EXERCISE: Gather each line of the records where "Eğitim" appears.

(Extracted data entries)
────────

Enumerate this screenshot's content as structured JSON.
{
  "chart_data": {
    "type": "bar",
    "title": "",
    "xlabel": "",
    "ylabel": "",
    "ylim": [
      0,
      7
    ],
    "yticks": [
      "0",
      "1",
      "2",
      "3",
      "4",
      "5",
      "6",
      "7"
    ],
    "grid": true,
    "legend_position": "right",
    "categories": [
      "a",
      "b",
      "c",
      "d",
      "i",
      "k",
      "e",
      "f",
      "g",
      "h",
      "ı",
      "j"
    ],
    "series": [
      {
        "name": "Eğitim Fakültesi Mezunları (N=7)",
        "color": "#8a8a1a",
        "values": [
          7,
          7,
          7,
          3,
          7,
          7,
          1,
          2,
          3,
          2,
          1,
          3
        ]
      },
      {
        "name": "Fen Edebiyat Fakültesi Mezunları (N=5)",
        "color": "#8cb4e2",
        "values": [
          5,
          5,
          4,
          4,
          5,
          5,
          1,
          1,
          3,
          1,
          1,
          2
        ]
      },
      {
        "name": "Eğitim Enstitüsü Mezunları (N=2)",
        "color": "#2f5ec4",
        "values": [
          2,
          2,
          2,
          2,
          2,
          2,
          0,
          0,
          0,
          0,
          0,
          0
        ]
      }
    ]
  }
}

────────

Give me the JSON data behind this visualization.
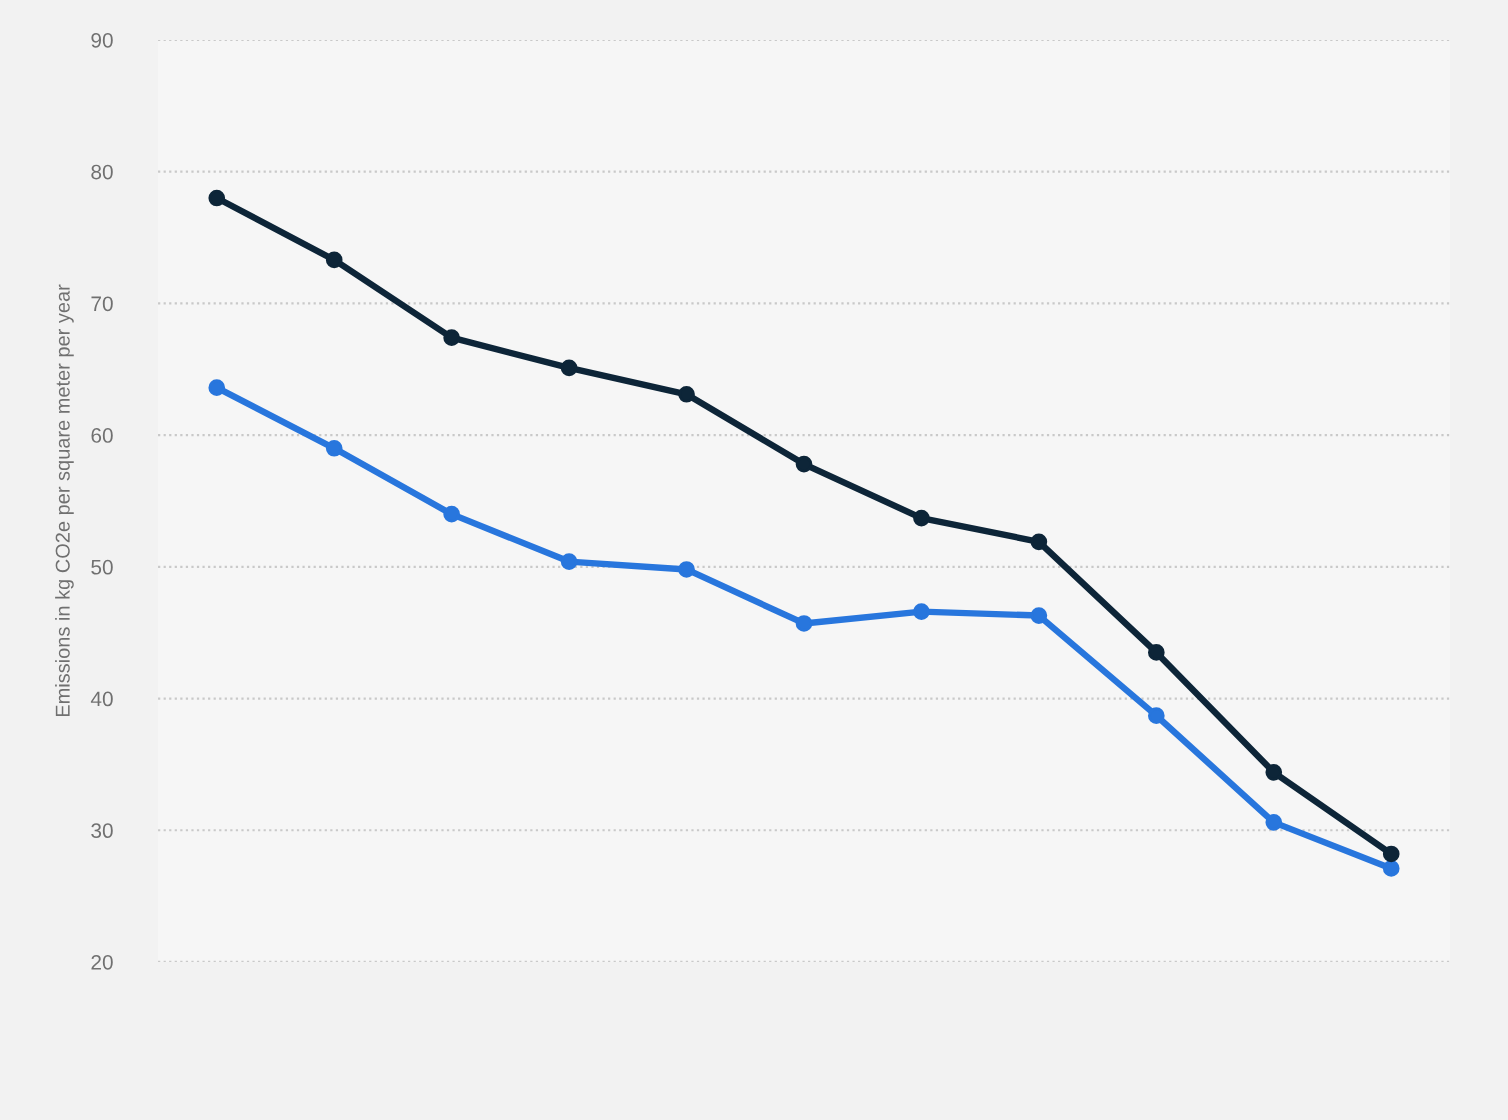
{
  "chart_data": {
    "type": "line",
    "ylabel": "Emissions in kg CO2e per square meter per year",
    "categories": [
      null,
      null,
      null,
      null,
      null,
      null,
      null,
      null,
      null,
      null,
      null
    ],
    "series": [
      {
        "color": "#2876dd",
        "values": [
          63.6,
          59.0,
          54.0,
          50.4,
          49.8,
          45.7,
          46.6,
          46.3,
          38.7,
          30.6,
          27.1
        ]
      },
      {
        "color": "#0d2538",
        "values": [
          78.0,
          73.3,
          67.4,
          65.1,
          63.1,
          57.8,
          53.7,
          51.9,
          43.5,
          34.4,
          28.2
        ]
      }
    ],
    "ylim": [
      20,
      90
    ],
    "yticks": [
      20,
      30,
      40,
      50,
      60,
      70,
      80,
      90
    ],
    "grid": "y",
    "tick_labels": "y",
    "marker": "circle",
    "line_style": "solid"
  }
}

────────

RESULT OF THE TASK:
        "name": "Eğitim Fakültesi Mezunları (N=7)",
        "name": "Eğitim Enstitüsü Mezunları (N=2)",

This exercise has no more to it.